■ Requirements
Pull each line holding "Overall" out of the entries below.
— BEGIN Supplied records —
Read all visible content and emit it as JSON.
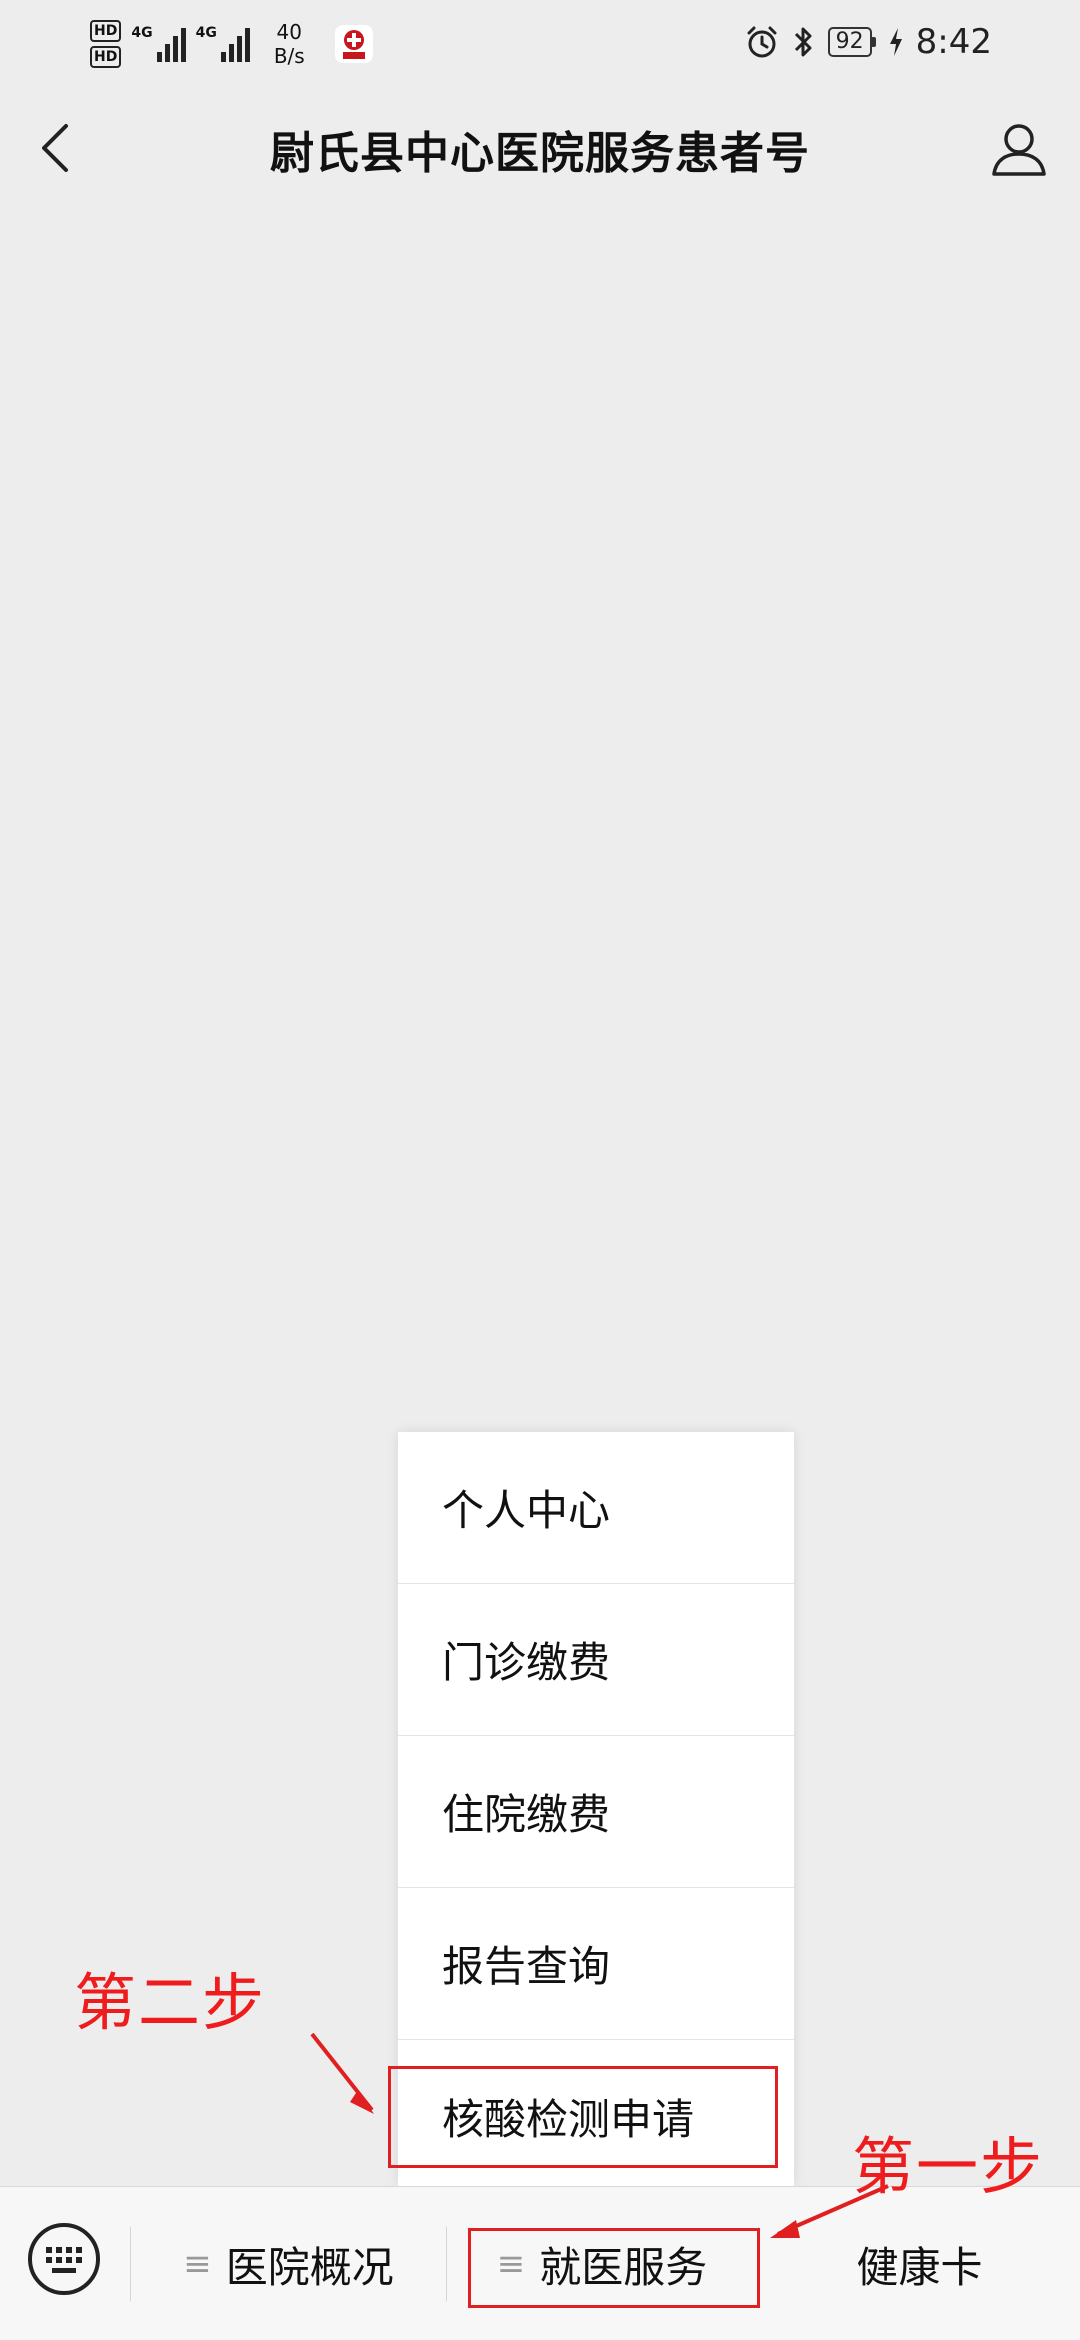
{
  "status_bar": {
    "hd1": "HD",
    "hd2": "HD",
    "net1": "4G",
    "net2": "4G",
    "speed_value": "40",
    "speed_unit": "B/s",
    "battery": "92",
    "time": "8:42"
  },
  "nav": {
    "title": "尉氏县中心医院服务患者号"
  },
  "popup_menu": {
    "items": [
      {
        "label": "个人中心"
      },
      {
        "label": "门诊缴费"
      },
      {
        "label": "住院缴费"
      },
      {
        "label": "报告查询"
      },
      {
        "label": "核酸检测申请"
      }
    ]
  },
  "bottom_bar": {
    "menu_glyph": "≡",
    "items": [
      {
        "label": "医院概况"
      },
      {
        "label": "就医服务"
      },
      {
        "label": "健康卡"
      }
    ]
  },
  "annotations": {
    "step1": "第一步",
    "step2": "第二步",
    "color": "#E02020"
  }
}
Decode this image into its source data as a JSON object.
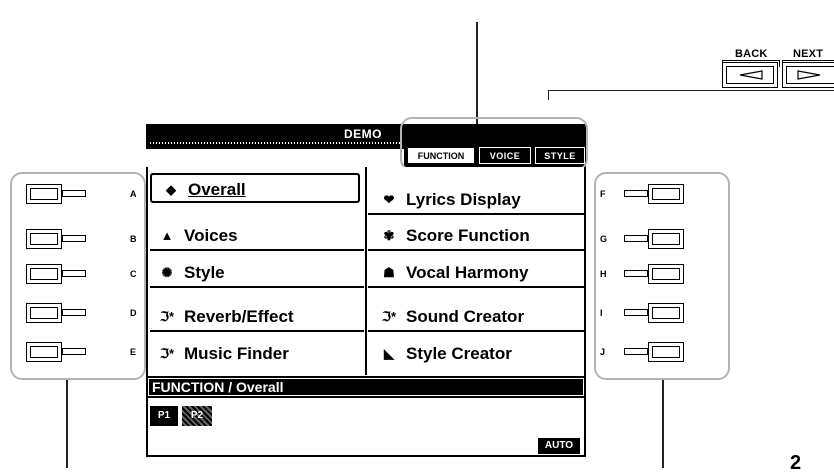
{
  "nav": {
    "back_label": "BACK",
    "next_label": "NEXT"
  },
  "screen": {
    "title": "DEMO",
    "tabs": [
      {
        "label": "FUNCTION",
        "active": true
      },
      {
        "label": "VOICE",
        "active": false
      },
      {
        "label": "STYLE",
        "active": false
      }
    ],
    "items_left": [
      {
        "letter": "A",
        "icon": "panel-icon",
        "glyph": "◆",
        "label": "Overall",
        "selected": true
      },
      {
        "letter": "B",
        "icon": "mountain-icon",
        "glyph": "▲",
        "label": "Voices"
      },
      {
        "letter": "C",
        "icon": "cat-icon",
        "glyph": "✺",
        "label": "Style"
      },
      {
        "letter": "D",
        "icon": "reverb-icon",
        "glyph": "ℑ*",
        "label": "Reverb/Effect"
      },
      {
        "letter": "E",
        "icon": "music-finder-icon",
        "glyph": "ℑ*",
        "label": "Music Finder"
      }
    ],
    "items_right": [
      {
        "letter": "F",
        "icon": "lyrics-icon",
        "glyph": "❤",
        "label": "Lyrics Display"
      },
      {
        "letter": "G",
        "icon": "score-icon",
        "glyph": "✾",
        "label": "Score Function"
      },
      {
        "letter": "H",
        "icon": "harmony-icon",
        "glyph": "☗",
        "label": "Vocal Harmony"
      },
      {
        "letter": "I",
        "icon": "sound-creator-icon",
        "glyph": "ℑ*",
        "label": "Sound Creator"
      },
      {
        "letter": "J",
        "icon": "style-creator-icon",
        "glyph": "◣",
        "label": "Style Creator"
      }
    ],
    "status": "FUNCTION / Overall",
    "pages": [
      "P1",
      "P2"
    ],
    "auto_label": "AUTO"
  },
  "page_number": "2"
}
— END Supplied records —
■ Solution below
        "label": "Overall",
    "status": "FUNCTION / Overall",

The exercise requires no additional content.